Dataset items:
'''

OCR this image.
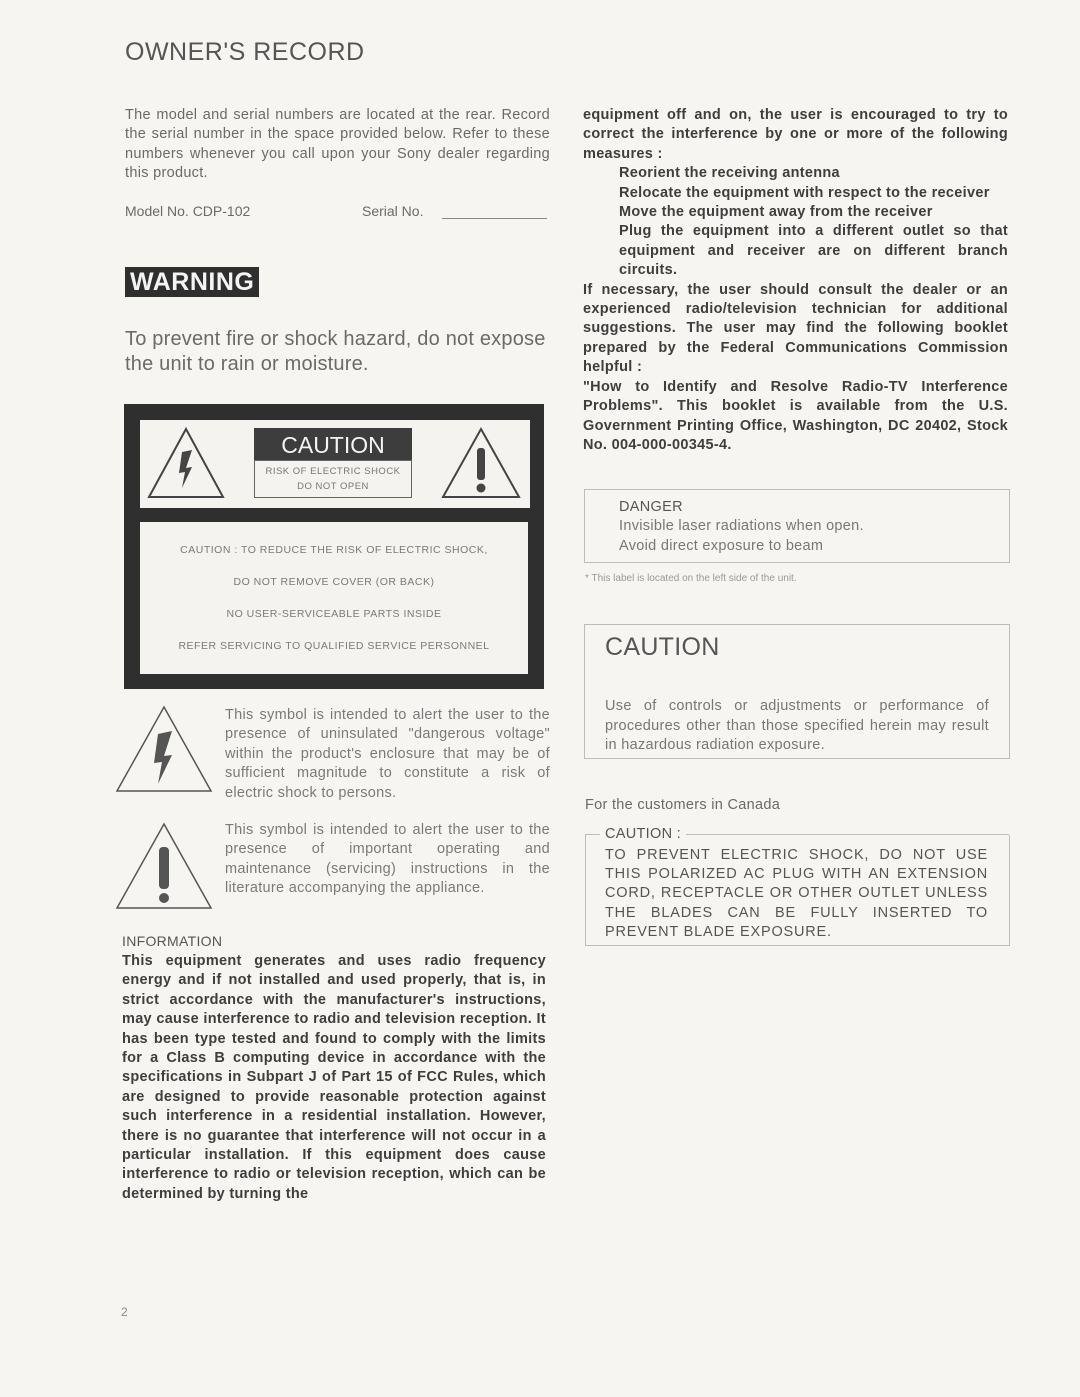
OWNER'S RECORD
The model and serial numbers are located at the rear. Record the serial number in the space provided below. Refer to these numbers whenever you call upon your Sony dealer regarding this product.
Model No. CDP-102	Serial No.
WARNING
To prevent fire or shock hazard, do not expose the unit to rain or moisture.
CAUTION
RISK OF ELECTRIC SHOCK
DO NOT OPEN
CAUTION : TO REDUCE THE RISK OF ELECTRIC SHOCK,
DO NOT REMOVE COVER (OR BACK)
NO USER-SERVICEABLE PARTS INSIDE
REFER SERVICING TO QUALIFIED SERVICE PERSONNEL
This symbol is intended to alert the user to the presence of uninsulated "dangerous voltage" within the product's enclosure that may be of sufficient magnitude to constitute a risk of electric shock to persons.
This symbol is intended to alert the user to the presence of important operating and maintenance (servicing) instructions in the literature accompanying the appliance.
INFORMATION
This equipment generates and uses radio frequency energy and if not installed and used properly, that is, in strict accordance with the manufacturer's instructions, may cause interference to radio and television reception. It has been type tested and found to comply with the limits for a Class B computing device in accordance with the specifications in Subpart J of Part 15 of FCC Rules, which are designed to provide reasonable protection against such interference in a residential installation. However, there is no guarantee that interference will not occur in a particular installation. If this equipment does cause interference to radio or television reception, which can be determined by turning the
2
equipment off and on, the user is encouraged to try to correct the interference by one or more of the following measures :
Reorient the receiving antenna
Relocate the equipment with respect to the receiver
Move the equipment away from the receiver
Plug the equipment into a different outlet so that equipment and receiver are on different branch circuits.
If necessary, the user should consult the dealer or an experienced radio/television technician for additional suggestions. The user may find the following booklet prepared by the Federal Communications Commission helpful :
"How to Identify and Resolve Radio-TV Interference Problems". This booklet is available from the U.S. Government Printing Office, Washington, DC 20402, Stock No. 004-000-00345-4.
DANGER
Invisible laser radiations when open.
Avoid direct exposure to beam
* This label is located on the left side of the unit.
CAUTION
Use of controls or adjustments or performance of procedures other than those specified herein may result in hazardous radiation exposure.
For the customers in Canada
CAUTION :
TO PREVENT ELECTRIC SHOCK, DO NOT USE THIS POLARIZED AC PLUG WITH AN EXTENSION CORD, RECEPTACLE OR OTHER OUTLET UNLESS THE BLADES CAN BE FULLY INSERTED TO PREVENT BLADE EXPOSURE.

'''

▸ What to produce
Take the data above and repeat it exactly, leaving each picture out.

▸ Complete answer
OCR this image.
OWNER'S RECORD
The model and serial numbers are located at the rear. Record the serial number in the space provided below. Refer to these numbers whenever you call upon your Sony dealer regarding this product.
Model No. CDP-102	Serial No.
WARNING
To prevent fire or shock hazard, do not expose the unit to rain or moisture.
CAUTION
RISK OF ELECTRIC SHOCK
DO NOT OPEN
CAUTION : TO REDUCE THE RISK OF ELECTRIC SHOCK,
DO NOT REMOVE COVER (OR BACK)
NO USER-SERVICEABLE PARTS INSIDE
REFER SERVICING TO QUALIFIED SERVICE PERSONNEL
This symbol is intended to alert the user to the presence of uninsulated "dangerous voltage" within the product's enclosure that may be of sufficient magnitude to constitute a risk of electric shock to persons.
This symbol is intended to alert the user to the presence of important operating and maintenance (servicing) instructions in the literature accompanying the appliance.
INFORMATION
This equipment generates and uses radio frequency energy and if not installed and used properly, that is, in strict accordance with the manufacturer's instructions, may cause interference to radio and television reception. It has been type tested and found to comply with the limits for a Class B computing device in accordance with the specifications in Subpart J of Part 15 of FCC Rules, which are designed to provide reasonable protection against such interference in a residential installation. However, there is no guarantee that interference will not occur in a particular installation. If this equipment does cause interference to radio or television reception, which can be determined by turning the
2
equipment off and on, the user is encouraged to try to correct the interference by one or more of the following measures :
Reorient the receiving antenna
Relocate the equipment with respect to the receiver
Move the equipment away from the receiver
Plug the equipment into a different outlet so that equipment and receiver are on different branch circuits.
If necessary, the user should consult the dealer or an experienced radio/television technician for additional suggestions. The user may find the following booklet prepared by the Federal Communications Commission helpful :
"How to Identify and Resolve Radio-TV Interference Problems". This booklet is available from the U.S. Government Printing Office, Washington, DC 20402, Stock No. 004-000-00345-4.
DANGER
Invisible laser radiations when open.
Avoid direct exposure to beam
* This label is located on the left side of the unit.
CAUTION
Use of controls or adjustments or performance of procedures other than those specified herein may result in hazardous radiation exposure.
For the customers in Canada
CAUTION :
TO PREVENT ELECTRIC SHOCK, DO NOT USE THIS POLARIZED AC PLUG WITH AN EXTENSION CORD, RECEPTACLE OR OTHER OUTLET UNLESS THE BLADES CAN BE FULLY INSERTED TO PREVENT BLADE EXPOSURE.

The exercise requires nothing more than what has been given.